Given problem: Scan the lines below for the word "into". Copy each line you find it in.

[Records about charts and figures]
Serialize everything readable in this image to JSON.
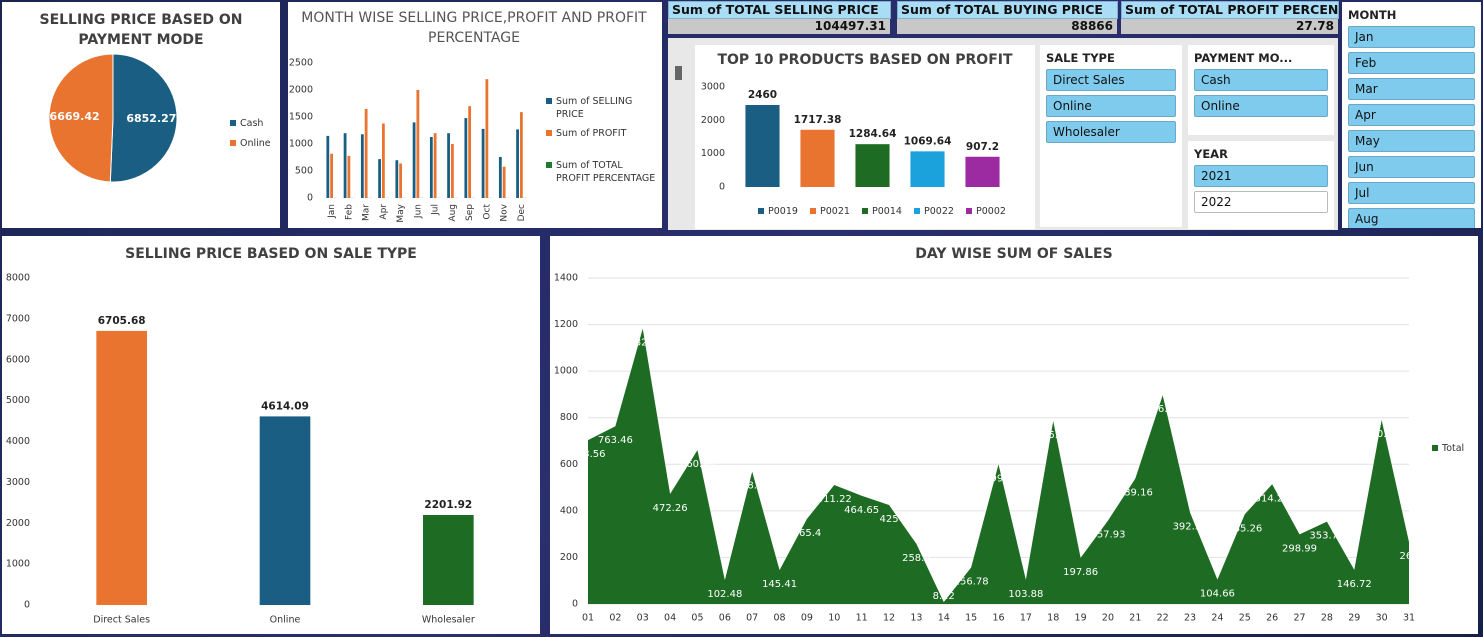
{
  "chart_data": [
    {
      "type": "pie",
      "title": "SELLING PRICE BASED ON PAYMENT MODE",
      "categories": [
        "Cash",
        "Online"
      ],
      "values": [
        6852.27,
        6669.42
      ],
      "colors": [
        "#1b5e83",
        "#e8742f"
      ],
      "legend": "right"
    },
    {
      "type": "bar",
      "title": "MONTH WISE SELLING PRICE,PROFIT AND PROFIT PERCENTAGE",
      "categories": [
        "Jan",
        "Feb",
        "Mar",
        "Apr",
        "May",
        "Jun",
        "Jul",
        "Aug",
        "Sep",
        "Oct",
        "Nov",
        "Dec"
      ],
      "series": [
        {
          "name": "Sum of SELLING PRICE",
          "color": "#1b5e83",
          "values": [
            1150,
            1200,
            1180,
            720,
            700,
            1400,
            1130,
            1200,
            1480,
            1280,
            760,
            1270
          ]
        },
        {
          "name": "Sum of PROFIT",
          "color": "#e8742f",
          "values": [
            820,
            780,
            1650,
            1380,
            640,
            2000,
            1200,
            1000,
            1700,
            2200,
            580,
            1590
          ]
        },
        {
          "name": "Sum of TOTAL PROFIT PERCENTAGE",
          "color": "#1e7a2c",
          "values": [
            2.3,
            2.2,
            2.4,
            2.1,
            2.2,
            2.5,
            2.3,
            2.4,
            2.4,
            2.3,
            2.2,
            2.5
          ]
        }
      ],
      "ylim": [
        0,
        2500
      ],
      "yticks": [
        0,
        500,
        1000,
        1500,
        2000,
        2500
      ],
      "legend": "right"
    },
    {
      "type": "bar",
      "title": "TOP 10 PRODUCTS BASED ON PROFIT",
      "categories": [
        "P0019",
        "P0021",
        "P0014",
        "P0022",
        "P0002"
      ],
      "values": [
        2460,
        1717.38,
        1284.64,
        1069.64,
        907.2
      ],
      "colors": [
        "#1b5e83",
        "#e8742f",
        "#1e6b23",
        "#1ba1dc",
        "#9c2aa0"
      ],
      "ylim": [
        0,
        3000
      ],
      "yticks": [
        0,
        1000,
        2000,
        3000
      ],
      "legend": "bottom",
      "data_labels": true
    },
    {
      "type": "bar",
      "title": "SELLING PRICE BASED ON SALE TYPE",
      "categories": [
        "Direct Sales",
        "Online",
        "Wholesaler"
      ],
      "values": [
        6705.68,
        4614.09,
        2201.92
      ],
      "colors": [
        "#e8742f",
        "#1b5e83",
        "#1e6b23"
      ],
      "ylim": [
        0,
        8000
      ],
      "yticks": [
        0,
        1000,
        2000,
        3000,
        4000,
        5000,
        6000,
        7000,
        8000
      ],
      "data_labels": true
    },
    {
      "type": "area",
      "title": "DAY WISE SUM OF SALES",
      "categories": [
        "01",
        "02",
        "03",
        "04",
        "05",
        "06",
        "07",
        "08",
        "09",
        "10",
        "11",
        "12",
        "13",
        "14",
        "15",
        "16",
        "17",
        "18",
        "19",
        "20",
        "21",
        "22",
        "23",
        "24",
        "25",
        "26",
        "27",
        "28",
        "29",
        "30",
        "31"
      ],
      "series": [
        {
          "name": "Total",
          "color": "#1e6b23",
          "values": [
            703.56,
            763.46,
            1182.53,
            472.26,
            660.96,
            102.48,
            568.49,
            145.41,
            365.4,
            511.22,
            464.65,
            425,
            258.4,
            8.22,
            156.78,
            599.5,
            103.88,
            785.22,
            197.86,
            357.93,
            539.16,
            896.69,
            392.33,
            104.66,
            385.26,
            514.24,
            298.99,
            353.73,
            146.72,
            790.12,
            266
          ]
        }
      ],
      "ylim": [
        0,
        1400
      ],
      "yticks": [
        0,
        200,
        400,
        600,
        800,
        1000,
        1200,
        1400
      ],
      "grid": true,
      "legend": "right",
      "data_labels": true
    }
  ],
  "kpis": [
    {
      "label": "Sum of TOTAL SELLING PRICE",
      "value": 104497.31
    },
    {
      "label": "Sum of TOTAL BUYING PRICE",
      "value": 88866
    },
    {
      "label": "Sum of TOTAL PROFIT PERCENTAGE",
      "value": 27.78
    }
  ],
  "slicers": [
    {
      "title": "SALE TYPE",
      "items": [
        "Direct Sales",
        "Online",
        "Wholesaler"
      ]
    },
    {
      "title": "PAYMENT MO...",
      "items": [
        "Cash",
        "Online"
      ]
    },
    {
      "title": "YEAR",
      "items": [
        "2021",
        "2022"
      ],
      "selected": [
        true,
        false
      ]
    },
    {
      "title": "MONTH",
      "items": [
        "Jan",
        "Feb",
        "Mar",
        "Apr",
        "May",
        "Jun",
        "Jul",
        "Aug"
      ]
    }
  ]
}
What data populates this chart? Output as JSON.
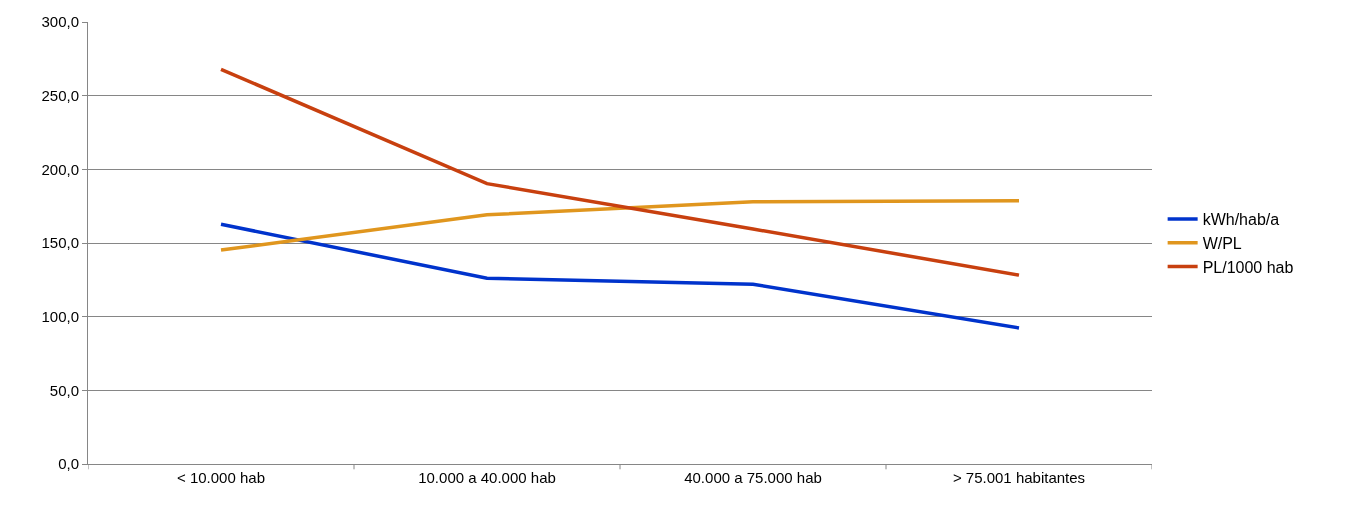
{
  "chart_data": {
    "type": "line",
    "categories": [
      "< 10.000 hab",
      "10.000 a 40.000 hab",
      "40.000 a 75.000 hab",
      "> 75.001 habitantes"
    ],
    "series": [
      {
        "name": "kWh/hab/a",
        "color": "#0033cc",
        "values": [
          162.7,
          126.1,
          122.0,
          92.3
        ]
      },
      {
        "name": "W/PL",
        "color": "#e0961e",
        "values": [
          145.2,
          169.1,
          178.0,
          178.6
        ]
      },
      {
        "name": "PL/1000 hab",
        "color": "#c8400f",
        "values": [
          267.9,
          190.3,
          159.5,
          128.2
        ]
      }
    ],
    "ylim": [
      0,
      300
    ],
    "yticks": [
      {
        "value": 0,
        "label": "0,0"
      },
      {
        "value": 50,
        "label": "50,0"
      },
      {
        "value": 100,
        "label": "100,0"
      },
      {
        "value": 150,
        "label": "150,0"
      },
      {
        "value": 200,
        "label": "200,0"
      },
      {
        "value": 250,
        "label": "250,0"
      },
      {
        "value": 300,
        "label": "300,0"
      }
    ],
    "grid": "y",
    "legend": "right",
    "marker": "none",
    "line_style": "solid"
  }
}
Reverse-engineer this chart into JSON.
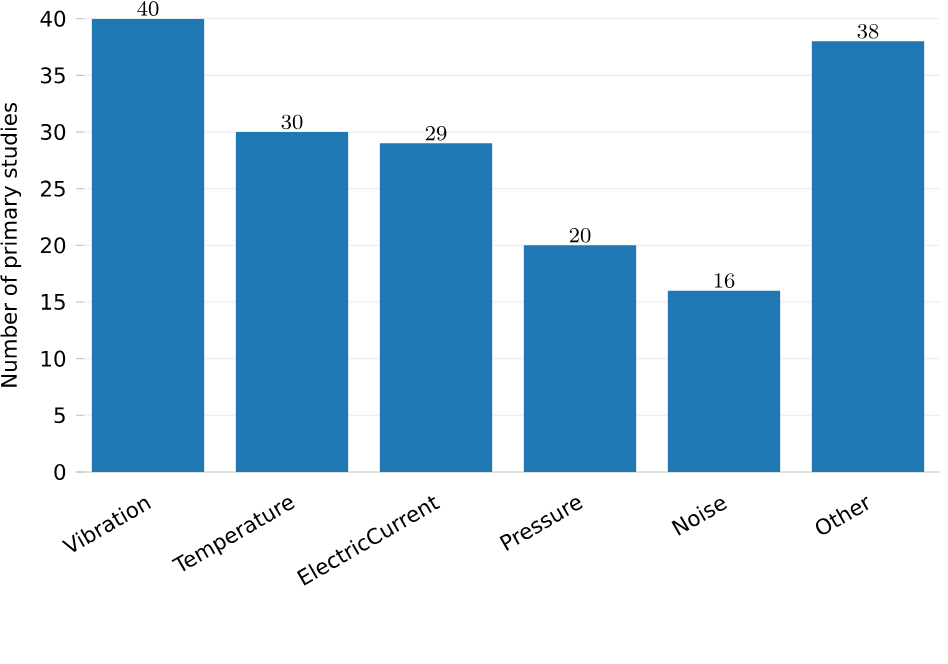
{
  "chart_data": {
    "type": "bar",
    "ylabel": "Number of primary studies",
    "categories": [
      "Vibration",
      "Temperature",
      "ElectricCurrent",
      "Pressure",
      "Noise",
      "Other"
    ],
    "values": [
      40,
      30,
      29,
      20,
      16,
      38
    ],
    "color": "#1f77b4",
    "ylim": [
      0,
      40
    ],
    "yticks": [
      0,
      5,
      10,
      15,
      20,
      25,
      30,
      35,
      40
    ],
    "grid": "y",
    "data_labels": true
  }
}
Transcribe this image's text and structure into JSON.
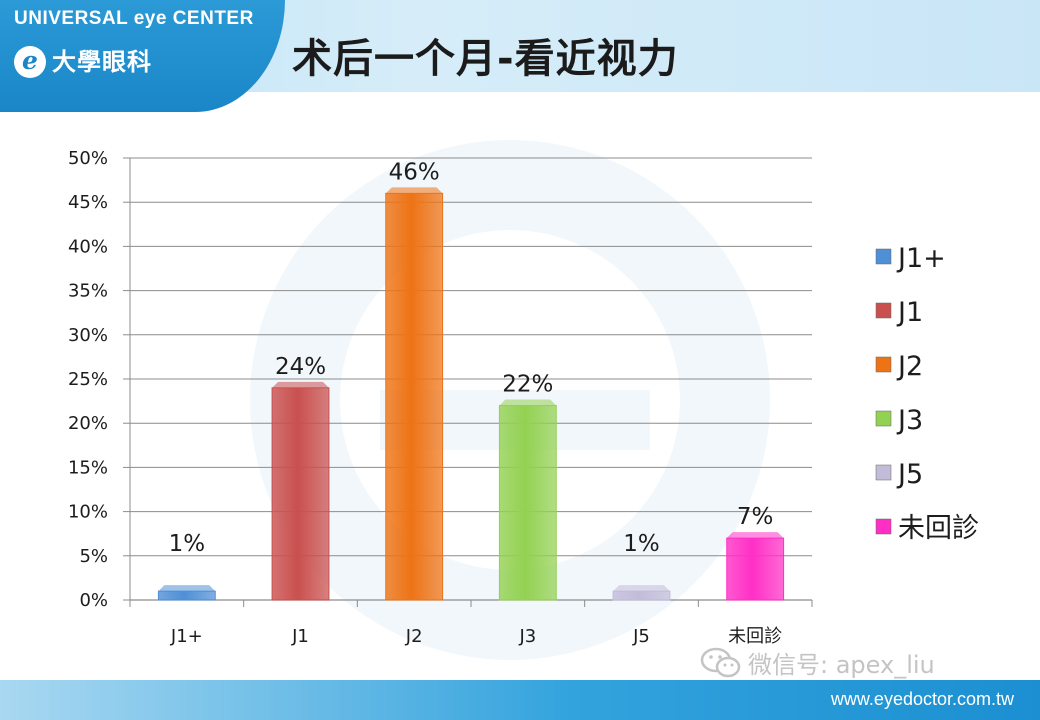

Exercise result:
Reverse-engineer this chart into JSON.
Transcribe this image's text and structure into JSON.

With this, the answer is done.